### What needs to be done
An exact copy of every record is needed.

[Dataset rows]
#####
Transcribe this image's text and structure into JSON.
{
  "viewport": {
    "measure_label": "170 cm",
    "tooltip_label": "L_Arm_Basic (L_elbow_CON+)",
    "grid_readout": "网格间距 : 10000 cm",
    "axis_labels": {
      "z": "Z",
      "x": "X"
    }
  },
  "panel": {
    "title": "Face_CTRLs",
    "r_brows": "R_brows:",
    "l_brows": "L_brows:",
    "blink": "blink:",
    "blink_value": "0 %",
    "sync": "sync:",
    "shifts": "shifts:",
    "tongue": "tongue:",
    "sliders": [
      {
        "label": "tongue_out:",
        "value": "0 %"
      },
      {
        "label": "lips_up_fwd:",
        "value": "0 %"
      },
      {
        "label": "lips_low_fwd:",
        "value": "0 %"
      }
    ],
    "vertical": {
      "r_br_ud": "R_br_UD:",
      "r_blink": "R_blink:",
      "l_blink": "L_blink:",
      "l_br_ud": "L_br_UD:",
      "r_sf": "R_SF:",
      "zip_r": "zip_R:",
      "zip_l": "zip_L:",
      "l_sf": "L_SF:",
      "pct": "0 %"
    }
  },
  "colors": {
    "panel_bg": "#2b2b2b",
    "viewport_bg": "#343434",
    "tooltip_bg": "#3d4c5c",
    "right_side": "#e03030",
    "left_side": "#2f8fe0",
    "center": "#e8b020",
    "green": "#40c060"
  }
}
#####
### Expected output
Transcribe this image's text and structure into JSON.
{
  "viewport": {
    "measure_label": "170 cm",
    "tooltip_label": "L_Arm_Basic (L_elbow_CON+)",
    "grid_readout": "网格间距 : 10000 cm",
    "axis_labels": {
      "z": "Z",
      "x": "X"
    }
  },
  "panel": {
    "title": "Face_CTRLs",
    "r_brows": "R_brows:",
    "l_brows": "L_brows:",
    "blink": "blink:",
    "blink_value": "0 %",
    "sync": "sync:",
    "shifts": "shifts:",
    "tongue": "tongue:",
    "sliders": [
      {
        "label": "tongue_out:",
        "value": "0 %"
      },
      {
        "label": "lips_up_fwd:",
        "value": "0 %"
      },
      {
        "label": "lips_low_fwd:",
        "value": "0 %"
      }
    ],
    "vertical": {
      "r_br_ud": "R_br_UD:",
      "r_blink": "R_blink:",
      "l_blink": "L_blink:",
      "l_br_ud": "L_br_UD:",
      "r_sf": "R_SF:",
      "zip_r": "zip_R:",
      "zip_l": "zip_L:",
      "l_sf": "L_SF:",
      "pct": "0 %"
    }
  },
  "colors": {
    "panel_bg": "#2b2b2b",
    "viewport_bg": "#343434",
    "tooltip_bg": "#3d4c5c",
    "right_side": "#e03030",
    "left_side": "#2f8fe0",
    "center": "#e8b020",
    "green": "#40c060"
  }
}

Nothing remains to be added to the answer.